(Recorded data)
[BEGIN]
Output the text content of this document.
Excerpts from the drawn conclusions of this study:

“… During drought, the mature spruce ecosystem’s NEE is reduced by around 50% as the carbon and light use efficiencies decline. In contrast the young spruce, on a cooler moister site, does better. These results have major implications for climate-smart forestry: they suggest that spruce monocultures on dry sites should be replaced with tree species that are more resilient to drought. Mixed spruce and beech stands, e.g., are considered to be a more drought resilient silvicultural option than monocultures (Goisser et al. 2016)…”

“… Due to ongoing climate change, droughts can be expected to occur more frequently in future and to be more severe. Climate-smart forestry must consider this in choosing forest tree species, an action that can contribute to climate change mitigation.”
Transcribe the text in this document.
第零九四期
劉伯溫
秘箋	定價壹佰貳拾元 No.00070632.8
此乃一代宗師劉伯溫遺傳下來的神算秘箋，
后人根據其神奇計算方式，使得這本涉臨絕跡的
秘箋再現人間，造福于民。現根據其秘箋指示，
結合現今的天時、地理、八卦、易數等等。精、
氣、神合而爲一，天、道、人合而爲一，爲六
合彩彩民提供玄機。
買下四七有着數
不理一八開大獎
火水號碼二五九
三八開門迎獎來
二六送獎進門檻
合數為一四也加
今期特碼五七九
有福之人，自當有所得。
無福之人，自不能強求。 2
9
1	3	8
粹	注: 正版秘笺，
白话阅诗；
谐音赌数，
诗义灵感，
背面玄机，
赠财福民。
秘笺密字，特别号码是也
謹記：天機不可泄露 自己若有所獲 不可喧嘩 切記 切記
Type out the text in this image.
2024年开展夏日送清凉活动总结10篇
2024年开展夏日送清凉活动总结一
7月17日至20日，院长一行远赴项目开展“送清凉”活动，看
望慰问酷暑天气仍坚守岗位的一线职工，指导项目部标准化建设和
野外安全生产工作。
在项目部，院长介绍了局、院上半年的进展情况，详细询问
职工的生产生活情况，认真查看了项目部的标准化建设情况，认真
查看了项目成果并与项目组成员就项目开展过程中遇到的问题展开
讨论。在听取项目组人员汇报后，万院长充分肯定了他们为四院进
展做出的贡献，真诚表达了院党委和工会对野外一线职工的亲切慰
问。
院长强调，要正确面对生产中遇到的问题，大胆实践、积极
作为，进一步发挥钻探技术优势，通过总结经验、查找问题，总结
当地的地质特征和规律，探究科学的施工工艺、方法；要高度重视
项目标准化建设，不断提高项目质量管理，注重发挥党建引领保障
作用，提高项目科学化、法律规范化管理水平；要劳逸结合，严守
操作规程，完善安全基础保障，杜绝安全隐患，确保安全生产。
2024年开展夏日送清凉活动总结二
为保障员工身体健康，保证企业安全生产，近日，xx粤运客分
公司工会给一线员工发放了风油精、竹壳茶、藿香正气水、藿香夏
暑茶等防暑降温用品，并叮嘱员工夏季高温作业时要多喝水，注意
[END]
The problem:
Copy exactly, and only, the lines from the one containing "Type out the text in this image." through the last line of the listing.

Output:
Type out the text in this image.
2024年开展夏日送清凉活动总结10篇
2024年开展夏日送清凉活动总结一
7月17日至20日，院长一行远赴项目开展“送清凉”活动，看
望慰问酷暑天气仍坚守岗位的一线职工，指导项目部标准化建设和
野外安全生产工作。
在项目部，院长介绍了局、院上半年的进展情况，详细询问
职工的生产生活情况，认真查看了项目部的标准化建设情况，认真
查看了项目成果并与项目组成员就项目开展过程中遇到的问题展开
讨论。在听取项目组人员汇报后，万院长充分肯定了他们为四院进
展做出的贡献，真诚表达了院党委和工会对野外一线职工的亲切慰
问。
院长强调，要正确面对生产中遇到的问题，大胆实践、积极
作为，进一步发挥钻探技术优势，通过总结经验、查找问题，总结
当地的地质特征和规律，探究科学的施工工艺、方法；要高度重视
项目标准化建设，不断提高项目质量管理，注重发挥党建引领保障
作用，提高项目科学化、法律规范化管理水平；要劳逸结合，严守
操作规程，完善安全基础保障，杜绝安全隐患，确保安全生产。
2024年开展夏日送清凉活动总结二
为保障员工身体健康，保证企业安全生产，近日，xx粤运客分
公司工会给一线员工发放了风油精、竹壳茶、藿香正气水、藿香夏
暑茶等防暑降温用品，并叮嘱员工夏季高温作业时要多喝水，注意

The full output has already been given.